── DATASET ENTRIES ──
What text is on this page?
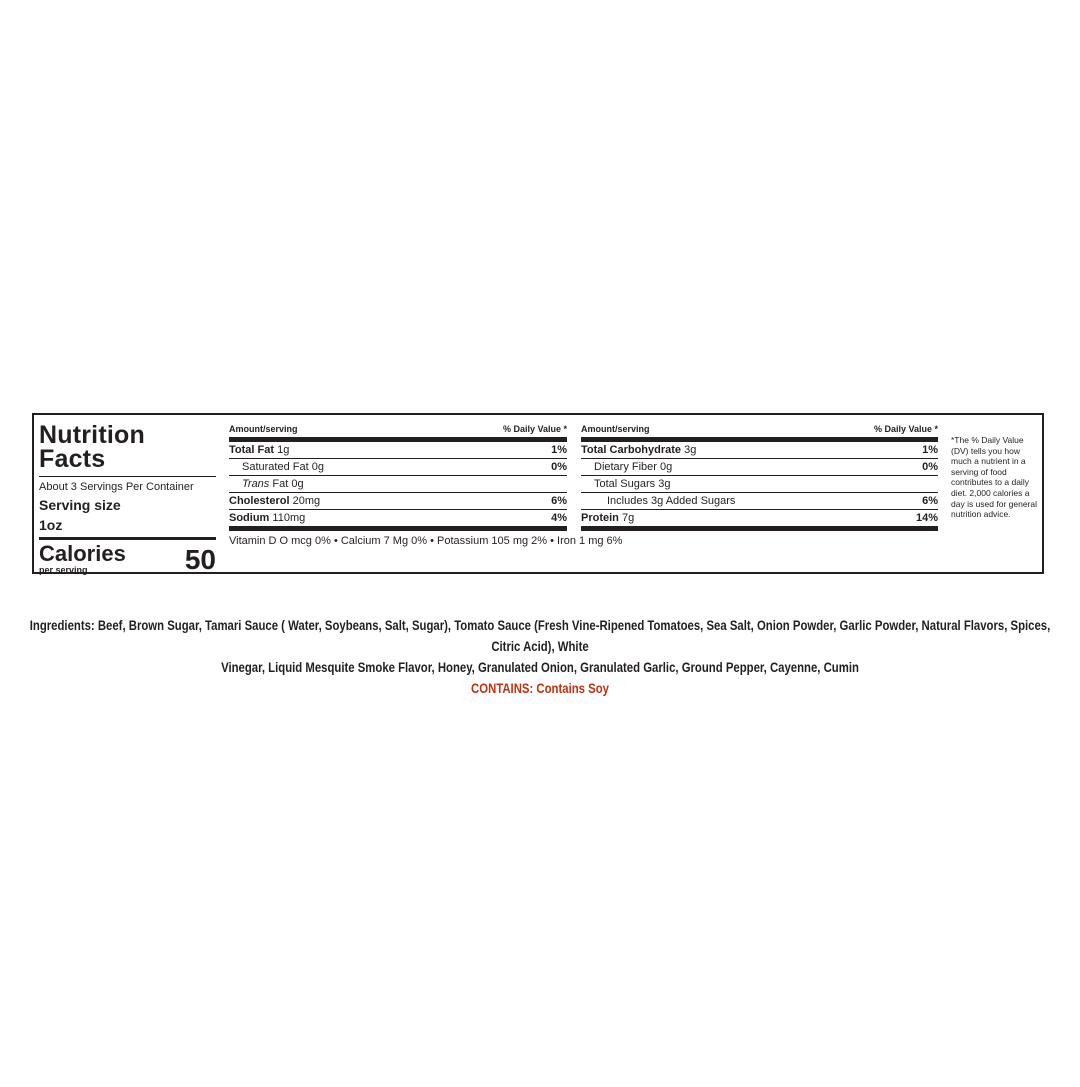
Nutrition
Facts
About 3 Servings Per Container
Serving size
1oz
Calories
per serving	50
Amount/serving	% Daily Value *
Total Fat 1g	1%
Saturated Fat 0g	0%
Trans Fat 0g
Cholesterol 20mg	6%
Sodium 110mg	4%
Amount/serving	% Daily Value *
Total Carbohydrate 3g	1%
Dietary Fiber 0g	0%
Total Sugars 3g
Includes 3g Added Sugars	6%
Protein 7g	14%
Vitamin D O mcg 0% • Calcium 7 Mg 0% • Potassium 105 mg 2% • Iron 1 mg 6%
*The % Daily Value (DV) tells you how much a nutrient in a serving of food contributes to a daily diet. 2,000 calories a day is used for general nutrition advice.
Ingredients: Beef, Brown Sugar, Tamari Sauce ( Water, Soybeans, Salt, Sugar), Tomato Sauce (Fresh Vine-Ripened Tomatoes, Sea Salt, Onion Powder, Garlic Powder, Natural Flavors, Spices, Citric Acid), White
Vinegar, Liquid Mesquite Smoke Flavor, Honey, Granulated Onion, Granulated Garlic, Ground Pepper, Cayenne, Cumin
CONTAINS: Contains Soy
───
── DATASET ENTRIES ──
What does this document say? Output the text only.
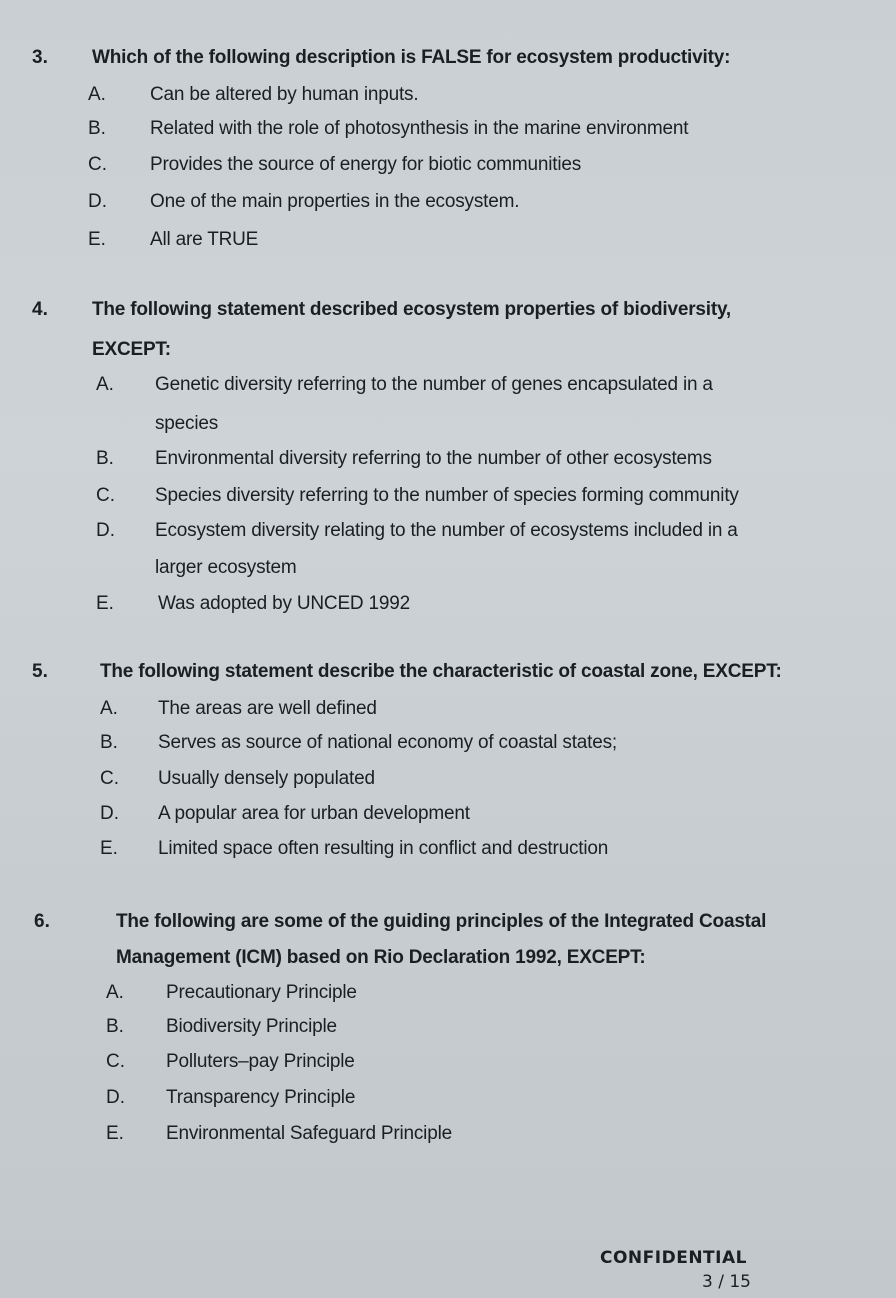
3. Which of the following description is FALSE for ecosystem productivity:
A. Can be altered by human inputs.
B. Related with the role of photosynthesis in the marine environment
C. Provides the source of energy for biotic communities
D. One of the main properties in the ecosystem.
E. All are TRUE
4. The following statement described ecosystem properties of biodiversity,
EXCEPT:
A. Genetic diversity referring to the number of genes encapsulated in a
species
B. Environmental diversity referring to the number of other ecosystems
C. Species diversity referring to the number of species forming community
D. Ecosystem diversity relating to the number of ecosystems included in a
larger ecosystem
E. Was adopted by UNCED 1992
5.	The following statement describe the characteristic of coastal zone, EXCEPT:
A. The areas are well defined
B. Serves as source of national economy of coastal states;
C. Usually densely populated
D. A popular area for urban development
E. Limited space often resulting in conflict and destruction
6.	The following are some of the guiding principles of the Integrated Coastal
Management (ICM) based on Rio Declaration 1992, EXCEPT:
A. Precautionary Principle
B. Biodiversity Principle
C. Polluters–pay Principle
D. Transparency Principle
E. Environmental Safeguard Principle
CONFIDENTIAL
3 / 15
───
**TRY IT**
Using the records above, copy every line that has the word "Total" in it.

**ANSWER BOX**
Total Fat 1g	1%
Total Carbohydrate 3g	1%
Total Sugars 3g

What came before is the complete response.